• Work to complete:
Using the material below, copy every line where "deaths" appears.

* START Materials provided *

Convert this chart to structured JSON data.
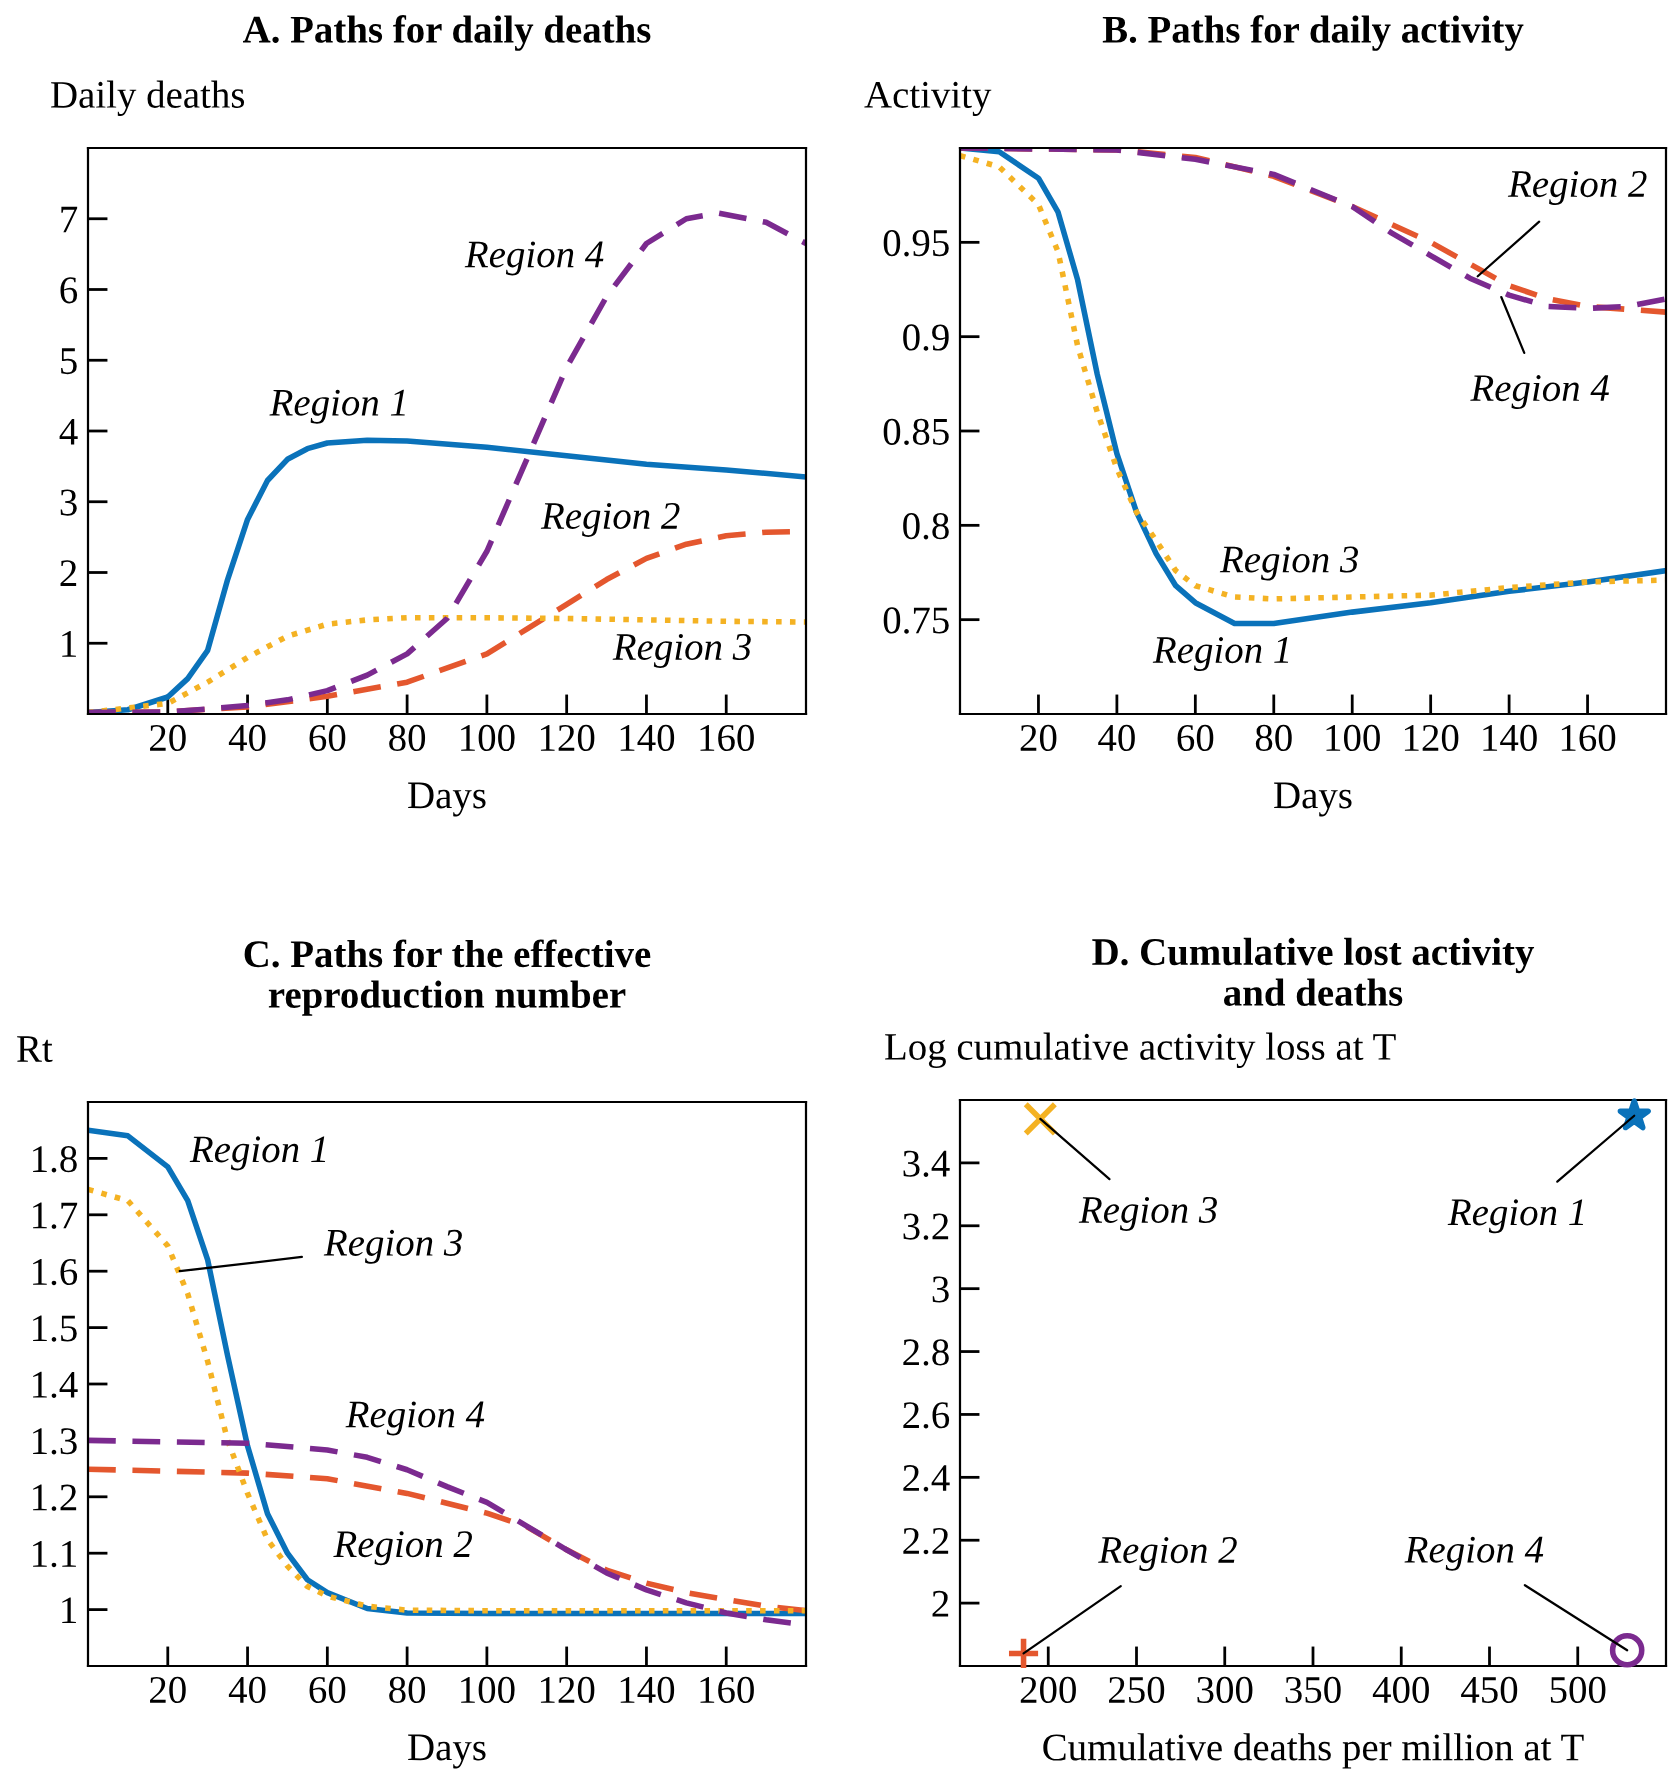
{
  "chart_data": [
    {
      "type": "line",
      "title": "A. Paths for daily deaths",
      "ylabel": "Daily deaths",
      "xlabel": "Days",
      "xlim": [
        0,
        180
      ],
      "ylim": [
        0,
        8
      ],
      "xticks": [
        20,
        40,
        60,
        80,
        100,
        120,
        140,
        160
      ],
      "yticks": [
        1,
        2,
        3,
        4,
        5,
        6,
        7
      ],
      "grid": false,
      "legend": false,
      "series": [
        {
          "color": "#0a72ba",
          "line_style": "solid",
          "x": [
            0,
            10,
            20,
            25,
            30,
            35,
            40,
            45,
            50,
            55,
            60,
            70,
            80,
            100,
            120,
            140,
            160,
            180
          ],
          "values": [
            0.02,
            0.06,
            0.24,
            0.5,
            0.9,
            1.9,
            2.75,
            3.3,
            3.6,
            3.75,
            3.83,
            3.87,
            3.86,
            3.77,
            3.65,
            3.53,
            3.45,
            3.35
          ]
        },
        {
          "color": "#e4572e",
          "line_style": "dashed",
          "x": [
            0,
            20,
            40,
            60,
            80,
            100,
            110,
            120,
            130,
            140,
            150,
            160,
            170,
            180
          ],
          "values": [
            0.02,
            0.03,
            0.1,
            0.25,
            0.45,
            0.85,
            1.2,
            1.55,
            1.9,
            2.2,
            2.4,
            2.52,
            2.57,
            2.58
          ]
        },
        {
          "color": "#f4b223",
          "line_style": "dotted",
          "x": [
            0,
            20,
            30,
            40,
            50,
            60,
            70,
            80,
            100,
            120,
            140,
            160,
            180
          ],
          "values": [
            0.02,
            0.15,
            0.45,
            0.8,
            1.1,
            1.27,
            1.33,
            1.36,
            1.36,
            1.35,
            1.33,
            1.31,
            1.3
          ]
        },
        {
          "color": "#7b2a8f",
          "line_style": "dashed",
          "x": [
            0,
            20,
            30,
            40,
            50,
            60,
            70,
            80,
            90,
            100,
            110,
            120,
            130,
            140,
            150,
            158,
            170,
            180
          ],
          "values": [
            0.02,
            0.03,
            0.07,
            0.12,
            0.2,
            0.33,
            0.55,
            0.85,
            1.35,
            2.3,
            3.6,
            4.9,
            5.9,
            6.65,
            7.0,
            7.08,
            6.95,
            6.65
          ]
        }
      ],
      "annotations": [
        "Region 4",
        "Region 1",
        "Region 2",
        "Region 3"
      ]
    },
    {
      "type": "line",
      "title": "B. Paths for daily activity",
      "ylabel": "Activity",
      "xlabel": "Days",
      "xlim": [
        0,
        180
      ],
      "ylim": [
        0.7,
        1.0
      ],
      "xticks": [
        20,
        40,
        60,
        80,
        100,
        120,
        140,
        160
      ],
      "yticks": [
        0.75,
        0.8,
        0.85,
        0.9,
        0.95
      ],
      "grid": false,
      "legend": false,
      "series": [
        {
          "color": "#0a72ba",
          "line_style": "solid",
          "x": [
            0,
            10,
            20,
            25,
            30,
            35,
            40,
            45,
            50,
            55,
            60,
            70,
            80,
            100,
            120,
            140,
            160,
            180
          ],
          "values": [
            1.0,
            0.998,
            0.984,
            0.966,
            0.93,
            0.88,
            0.838,
            0.807,
            0.785,
            0.768,
            0.759,
            0.748,
            0.748,
            0.754,
            0.759,
            0.765,
            0.77,
            0.776
          ]
        },
        {
          "color": "#e4572e",
          "line_style": "dashed",
          "x": [
            0,
            40,
            60,
            80,
            100,
            120,
            140,
            150,
            160,
            180
          ],
          "values": [
            1.0,
            0.999,
            0.995,
            0.985,
            0.969,
            0.95,
            0.927,
            0.92,
            0.916,
            0.913
          ]
        },
        {
          "color": "#f4b223",
          "line_style": "dotted",
          "x": [
            0,
            10,
            20,
            25,
            30,
            35,
            40,
            45,
            50,
            55,
            60,
            70,
            80,
            100,
            120,
            140,
            160,
            180
          ],
          "values": [
            0.996,
            0.99,
            0.97,
            0.945,
            0.895,
            0.86,
            0.83,
            0.807,
            0.792,
            0.776,
            0.768,
            0.762,
            0.761,
            0.762,
            0.763,
            0.767,
            0.77,
            0.771
          ]
        },
        {
          "color": "#7b2a8f",
          "line_style": "dashed",
          "x": [
            0,
            40,
            60,
            80,
            100,
            110,
            120,
            130,
            140,
            150,
            160,
            170,
            180
          ],
          "values": [
            1.0,
            0.999,
            0.994,
            0.986,
            0.969,
            0.955,
            0.943,
            0.931,
            0.922,
            0.916,
            0.915,
            0.916,
            0.92
          ]
        }
      ],
      "annotations": [
        {
          "text": "Region 2",
          "x": 132,
          "y": 0.932
        },
        {
          "text": "Region 4",
          "x": 138,
          "y": 0.921
        },
        "Region 3",
        "Region 1"
      ]
    },
    {
      "type": "line",
      "title": "C. Paths for the effective\nreproduction number",
      "ylabel": "Rt",
      "xlabel": "Days",
      "xlim": [
        0,
        180
      ],
      "ylim": [
        0.9,
        1.9
      ],
      "xticks": [
        20,
        40,
        60,
        80,
        100,
        120,
        140,
        160
      ],
      "yticks": [
        1,
        1.1,
        1.2,
        1.3,
        1.4,
        1.5,
        1.6,
        1.7,
        1.8
      ],
      "grid": false,
      "legend": false,
      "series": [
        {
          "color": "#0a72ba",
          "line_style": "solid",
          "x": [
            0,
            10,
            20,
            25,
            30,
            35,
            40,
            45,
            50,
            55,
            60,
            70,
            80,
            100,
            130,
            160,
            180
          ],
          "values": [
            1.85,
            1.84,
            1.785,
            1.725,
            1.62,
            1.45,
            1.29,
            1.17,
            1.1,
            1.053,
            1.03,
            1.002,
            0.994,
            0.993,
            0.993,
            0.993,
            0.993
          ]
        },
        {
          "color": "#e4572e",
          "line_style": "dashed",
          "x": [
            0,
            40,
            60,
            80,
            100,
            110,
            120,
            130,
            140,
            150,
            160,
            170,
            180
          ],
          "values": [
            1.249,
            1.242,
            1.232,
            1.206,
            1.171,
            1.147,
            1.106,
            1.07,
            1.047,
            1.03,
            1.018,
            1.006,
            0.998
          ]
        },
        {
          "color": "#f4b223",
          "line_style": "dotted",
          "x": [
            0,
            10,
            20,
            25,
            30,
            35,
            40,
            45,
            50,
            55,
            60,
            70,
            80,
            100,
            130,
            160,
            180
          ],
          "values": [
            1.745,
            1.725,
            1.645,
            1.56,
            1.44,
            1.3,
            1.206,
            1.124,
            1.077,
            1.041,
            1.024,
            1.006,
            0.999,
            0.998,
            0.998,
            0.998,
            0.998
          ]
        },
        {
          "color": "#7b2a8f",
          "line_style": "dashed",
          "x": [
            0,
            40,
            60,
            70,
            80,
            90,
            100,
            110,
            120,
            130,
            140,
            150,
            160,
            170,
            180
          ],
          "values": [
            1.3,
            1.295,
            1.283,
            1.27,
            1.248,
            1.218,
            1.19,
            1.148,
            1.106,
            1.065,
            1.035,
            1.012,
            0.994,
            0.982,
            0.973
          ]
        }
      ],
      "annotations": [
        "Region 1",
        {
          "text": "Region 3",
          "x": 23,
          "y": 1.6
        },
        "Region 4",
        "Region 2"
      ]
    },
    {
      "type": "scatter",
      "title": "D. Cumulative lost activity\nand deaths",
      "ylabel": "Log cumulative activity loss at T",
      "xlabel": "Cumulative deaths per million at T",
      "xlim": [
        150,
        550
      ],
      "ylim": [
        1.8,
        3.6
      ],
      "xticks": [
        200,
        250,
        300,
        350,
        400,
        450,
        500
      ],
      "yticks": [
        2,
        2.2,
        2.4,
        2.6,
        2.8,
        3,
        3.2,
        3.4
      ],
      "grid": false,
      "legend": false,
      "series": [
        {
          "color": "#0a72ba",
          "marker": "star",
          "x": [
            532
          ],
          "values": [
            3.55
          ]
        },
        {
          "color": "#e4572e",
          "marker": "plus",
          "x": [
            186
          ],
          "values": [
            1.84
          ]
        },
        {
          "color": "#f4b223",
          "marker": "cross",
          "x": [
            195.5
          ],
          "values": [
            3.54
          ]
        },
        {
          "color": "#7b2a8f",
          "marker": "circle",
          "x": [
            528
          ],
          "values": [
            1.85
          ]
        }
      ],
      "annotations": [
        {
          "text": "Region 3",
          "x": 195.5,
          "y": 3.54
        },
        {
          "text": "Region 1",
          "x": 532,
          "y": 3.55
        },
        {
          "text": "Region 2",
          "x": 186,
          "y": 1.84
        },
        {
          "text": "Region 4",
          "x": 528,
          "y": 1.85
        }
      ]
    }
  ]
}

* END Materials provided *

• Answer to the task:
      "title": "A. Paths for daily deaths",
      "ylabel": "Daily deaths",
      "title": "D. Cumulative lost activity\nand deaths",
      "xlabel": "Cumulative deaths per million at T",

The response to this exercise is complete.